▶ [What the task asks]: For the listing below, give the count of lines containing the string "Asya" and nothing else.

▶ [Record excerpts]:

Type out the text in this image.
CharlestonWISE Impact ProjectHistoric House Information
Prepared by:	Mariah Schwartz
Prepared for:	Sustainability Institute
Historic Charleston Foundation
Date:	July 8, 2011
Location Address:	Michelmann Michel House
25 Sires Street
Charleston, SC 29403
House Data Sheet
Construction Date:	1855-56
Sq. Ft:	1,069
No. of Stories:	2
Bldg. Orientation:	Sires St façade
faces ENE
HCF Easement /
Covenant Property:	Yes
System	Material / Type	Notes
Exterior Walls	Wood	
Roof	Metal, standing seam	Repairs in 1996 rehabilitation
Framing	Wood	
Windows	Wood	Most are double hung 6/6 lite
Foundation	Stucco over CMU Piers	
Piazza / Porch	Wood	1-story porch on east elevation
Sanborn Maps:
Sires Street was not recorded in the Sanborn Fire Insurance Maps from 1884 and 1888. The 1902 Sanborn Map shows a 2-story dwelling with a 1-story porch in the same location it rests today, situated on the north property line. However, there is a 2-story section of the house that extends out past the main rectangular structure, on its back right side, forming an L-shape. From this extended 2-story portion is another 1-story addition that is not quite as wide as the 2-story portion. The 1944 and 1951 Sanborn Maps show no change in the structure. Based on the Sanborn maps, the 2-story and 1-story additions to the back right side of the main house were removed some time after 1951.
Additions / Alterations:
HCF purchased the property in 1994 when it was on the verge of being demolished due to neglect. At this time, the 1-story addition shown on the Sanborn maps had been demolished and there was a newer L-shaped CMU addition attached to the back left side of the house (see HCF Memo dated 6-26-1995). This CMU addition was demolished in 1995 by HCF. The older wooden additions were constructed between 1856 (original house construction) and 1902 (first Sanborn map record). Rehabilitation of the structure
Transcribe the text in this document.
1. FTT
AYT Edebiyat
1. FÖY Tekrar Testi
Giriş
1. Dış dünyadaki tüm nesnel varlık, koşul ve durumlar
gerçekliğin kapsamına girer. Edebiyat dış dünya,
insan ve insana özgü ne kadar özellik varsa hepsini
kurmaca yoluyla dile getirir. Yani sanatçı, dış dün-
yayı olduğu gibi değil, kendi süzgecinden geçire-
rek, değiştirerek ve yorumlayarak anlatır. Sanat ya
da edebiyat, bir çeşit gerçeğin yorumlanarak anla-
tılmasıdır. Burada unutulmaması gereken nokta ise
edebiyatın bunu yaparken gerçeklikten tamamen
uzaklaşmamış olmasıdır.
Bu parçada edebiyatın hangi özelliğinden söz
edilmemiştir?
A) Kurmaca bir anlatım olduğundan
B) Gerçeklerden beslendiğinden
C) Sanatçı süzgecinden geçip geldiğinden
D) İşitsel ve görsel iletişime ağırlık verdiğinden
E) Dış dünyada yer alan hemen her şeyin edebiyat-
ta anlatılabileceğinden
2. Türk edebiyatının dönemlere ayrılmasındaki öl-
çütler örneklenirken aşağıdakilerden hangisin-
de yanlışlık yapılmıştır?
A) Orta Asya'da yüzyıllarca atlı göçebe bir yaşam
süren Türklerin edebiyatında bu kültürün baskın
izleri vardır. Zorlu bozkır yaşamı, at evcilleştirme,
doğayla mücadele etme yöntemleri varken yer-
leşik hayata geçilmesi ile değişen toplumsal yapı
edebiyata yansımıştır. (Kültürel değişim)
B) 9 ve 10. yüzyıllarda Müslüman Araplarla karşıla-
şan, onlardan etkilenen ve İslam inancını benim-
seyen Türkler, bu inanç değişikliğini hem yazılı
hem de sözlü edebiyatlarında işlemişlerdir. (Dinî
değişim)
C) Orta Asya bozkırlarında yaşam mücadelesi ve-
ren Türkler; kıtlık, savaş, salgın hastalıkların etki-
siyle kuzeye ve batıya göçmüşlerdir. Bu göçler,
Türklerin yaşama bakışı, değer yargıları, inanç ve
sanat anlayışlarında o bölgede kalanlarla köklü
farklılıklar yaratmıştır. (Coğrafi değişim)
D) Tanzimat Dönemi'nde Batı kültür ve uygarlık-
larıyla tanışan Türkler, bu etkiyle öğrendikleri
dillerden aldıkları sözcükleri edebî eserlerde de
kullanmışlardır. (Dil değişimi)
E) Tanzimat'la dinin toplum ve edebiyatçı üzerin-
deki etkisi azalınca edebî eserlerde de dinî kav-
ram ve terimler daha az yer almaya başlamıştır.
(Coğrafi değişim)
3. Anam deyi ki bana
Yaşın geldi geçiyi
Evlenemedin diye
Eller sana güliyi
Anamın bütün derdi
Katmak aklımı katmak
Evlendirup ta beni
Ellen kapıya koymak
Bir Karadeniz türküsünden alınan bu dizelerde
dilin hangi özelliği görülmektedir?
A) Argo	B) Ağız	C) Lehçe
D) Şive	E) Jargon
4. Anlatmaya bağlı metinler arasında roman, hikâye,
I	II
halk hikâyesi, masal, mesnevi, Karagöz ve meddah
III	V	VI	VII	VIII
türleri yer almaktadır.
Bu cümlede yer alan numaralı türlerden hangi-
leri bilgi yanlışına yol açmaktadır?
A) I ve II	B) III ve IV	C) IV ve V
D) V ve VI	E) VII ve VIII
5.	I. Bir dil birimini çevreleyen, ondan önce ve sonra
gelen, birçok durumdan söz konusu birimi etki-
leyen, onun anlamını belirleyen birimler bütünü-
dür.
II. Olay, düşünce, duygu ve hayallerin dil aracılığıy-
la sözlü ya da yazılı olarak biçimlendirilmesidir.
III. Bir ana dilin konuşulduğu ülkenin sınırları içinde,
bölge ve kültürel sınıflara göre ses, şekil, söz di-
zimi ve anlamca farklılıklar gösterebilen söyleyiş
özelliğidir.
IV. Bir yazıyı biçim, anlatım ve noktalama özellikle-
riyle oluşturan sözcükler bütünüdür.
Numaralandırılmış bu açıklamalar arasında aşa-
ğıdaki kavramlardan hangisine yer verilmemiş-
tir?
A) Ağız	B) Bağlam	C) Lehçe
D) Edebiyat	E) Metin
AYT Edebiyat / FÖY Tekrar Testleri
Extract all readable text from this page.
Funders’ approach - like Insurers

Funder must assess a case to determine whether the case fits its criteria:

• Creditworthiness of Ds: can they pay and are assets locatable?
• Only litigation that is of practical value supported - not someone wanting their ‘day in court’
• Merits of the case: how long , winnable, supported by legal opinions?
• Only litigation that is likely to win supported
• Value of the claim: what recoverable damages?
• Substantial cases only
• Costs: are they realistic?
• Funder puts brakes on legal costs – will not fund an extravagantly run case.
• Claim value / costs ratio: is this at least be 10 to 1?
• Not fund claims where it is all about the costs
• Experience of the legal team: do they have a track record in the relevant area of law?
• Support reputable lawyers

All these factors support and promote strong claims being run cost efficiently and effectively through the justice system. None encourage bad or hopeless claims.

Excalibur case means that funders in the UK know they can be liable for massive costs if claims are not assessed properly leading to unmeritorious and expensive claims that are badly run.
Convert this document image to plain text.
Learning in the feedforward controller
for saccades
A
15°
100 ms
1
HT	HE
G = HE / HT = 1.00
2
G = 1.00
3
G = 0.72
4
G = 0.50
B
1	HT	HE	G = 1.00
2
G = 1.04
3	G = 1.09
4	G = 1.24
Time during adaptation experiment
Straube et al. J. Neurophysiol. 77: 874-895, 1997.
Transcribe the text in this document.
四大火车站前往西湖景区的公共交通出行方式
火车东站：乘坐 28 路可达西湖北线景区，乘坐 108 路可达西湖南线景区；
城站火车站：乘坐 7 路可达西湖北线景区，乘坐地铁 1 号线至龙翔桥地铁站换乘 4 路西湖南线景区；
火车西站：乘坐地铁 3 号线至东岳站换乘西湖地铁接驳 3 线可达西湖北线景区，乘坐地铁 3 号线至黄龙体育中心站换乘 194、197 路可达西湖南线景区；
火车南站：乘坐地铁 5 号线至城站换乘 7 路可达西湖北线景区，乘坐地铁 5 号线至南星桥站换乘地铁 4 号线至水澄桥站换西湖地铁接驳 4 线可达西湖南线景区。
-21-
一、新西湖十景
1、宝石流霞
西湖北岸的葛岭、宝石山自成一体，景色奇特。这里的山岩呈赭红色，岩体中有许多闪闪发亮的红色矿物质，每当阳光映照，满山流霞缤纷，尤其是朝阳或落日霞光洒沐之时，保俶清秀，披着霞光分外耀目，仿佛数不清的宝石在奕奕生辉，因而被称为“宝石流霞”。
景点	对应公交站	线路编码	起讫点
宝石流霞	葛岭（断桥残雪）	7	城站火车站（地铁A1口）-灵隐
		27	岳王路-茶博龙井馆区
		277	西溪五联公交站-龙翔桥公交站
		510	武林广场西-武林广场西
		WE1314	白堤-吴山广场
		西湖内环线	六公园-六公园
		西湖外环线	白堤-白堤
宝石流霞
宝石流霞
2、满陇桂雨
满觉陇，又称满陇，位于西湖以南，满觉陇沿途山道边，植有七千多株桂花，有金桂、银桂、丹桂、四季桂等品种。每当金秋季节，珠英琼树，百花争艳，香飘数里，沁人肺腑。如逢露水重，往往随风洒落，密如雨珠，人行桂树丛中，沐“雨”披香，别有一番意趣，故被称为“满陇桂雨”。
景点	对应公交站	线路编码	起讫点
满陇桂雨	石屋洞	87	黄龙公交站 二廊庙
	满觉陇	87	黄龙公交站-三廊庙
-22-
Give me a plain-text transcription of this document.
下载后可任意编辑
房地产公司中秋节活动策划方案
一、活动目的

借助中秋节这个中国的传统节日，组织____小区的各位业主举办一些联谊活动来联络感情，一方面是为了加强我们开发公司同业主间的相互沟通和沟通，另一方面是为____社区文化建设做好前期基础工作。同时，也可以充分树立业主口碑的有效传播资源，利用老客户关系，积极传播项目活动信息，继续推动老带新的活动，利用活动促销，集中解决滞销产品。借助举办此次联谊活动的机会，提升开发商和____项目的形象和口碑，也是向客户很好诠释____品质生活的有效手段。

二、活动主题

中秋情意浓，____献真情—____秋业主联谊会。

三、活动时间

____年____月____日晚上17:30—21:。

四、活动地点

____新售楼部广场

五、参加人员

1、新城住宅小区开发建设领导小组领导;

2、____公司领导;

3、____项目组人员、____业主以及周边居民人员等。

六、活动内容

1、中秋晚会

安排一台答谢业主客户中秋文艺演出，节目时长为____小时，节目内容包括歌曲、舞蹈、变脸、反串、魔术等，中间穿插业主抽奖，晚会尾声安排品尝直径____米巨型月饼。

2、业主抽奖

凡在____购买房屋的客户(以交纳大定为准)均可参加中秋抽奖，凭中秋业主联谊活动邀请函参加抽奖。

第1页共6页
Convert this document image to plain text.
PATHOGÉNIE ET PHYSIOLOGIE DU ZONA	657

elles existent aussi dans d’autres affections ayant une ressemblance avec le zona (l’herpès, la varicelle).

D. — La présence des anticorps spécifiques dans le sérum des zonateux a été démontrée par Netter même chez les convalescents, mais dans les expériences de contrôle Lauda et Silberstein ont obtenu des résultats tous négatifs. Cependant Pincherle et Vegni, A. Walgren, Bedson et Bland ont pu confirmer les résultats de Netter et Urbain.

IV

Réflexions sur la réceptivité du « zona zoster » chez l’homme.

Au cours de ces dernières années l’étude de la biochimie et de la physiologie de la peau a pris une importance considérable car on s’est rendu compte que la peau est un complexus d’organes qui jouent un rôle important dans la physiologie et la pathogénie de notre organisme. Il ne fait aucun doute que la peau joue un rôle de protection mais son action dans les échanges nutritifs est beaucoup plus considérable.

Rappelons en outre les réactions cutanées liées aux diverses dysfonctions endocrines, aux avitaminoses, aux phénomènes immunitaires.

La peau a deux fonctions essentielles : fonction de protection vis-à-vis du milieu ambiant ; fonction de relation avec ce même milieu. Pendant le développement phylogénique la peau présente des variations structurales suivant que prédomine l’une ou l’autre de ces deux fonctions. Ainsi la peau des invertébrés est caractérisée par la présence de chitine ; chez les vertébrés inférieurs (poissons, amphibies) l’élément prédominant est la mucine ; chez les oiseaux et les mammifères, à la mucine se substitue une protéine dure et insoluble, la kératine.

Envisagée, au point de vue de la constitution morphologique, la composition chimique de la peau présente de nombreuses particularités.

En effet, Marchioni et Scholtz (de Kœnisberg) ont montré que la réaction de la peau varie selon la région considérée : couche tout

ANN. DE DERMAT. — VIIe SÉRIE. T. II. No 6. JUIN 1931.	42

▶ [Answer to this problem]: 2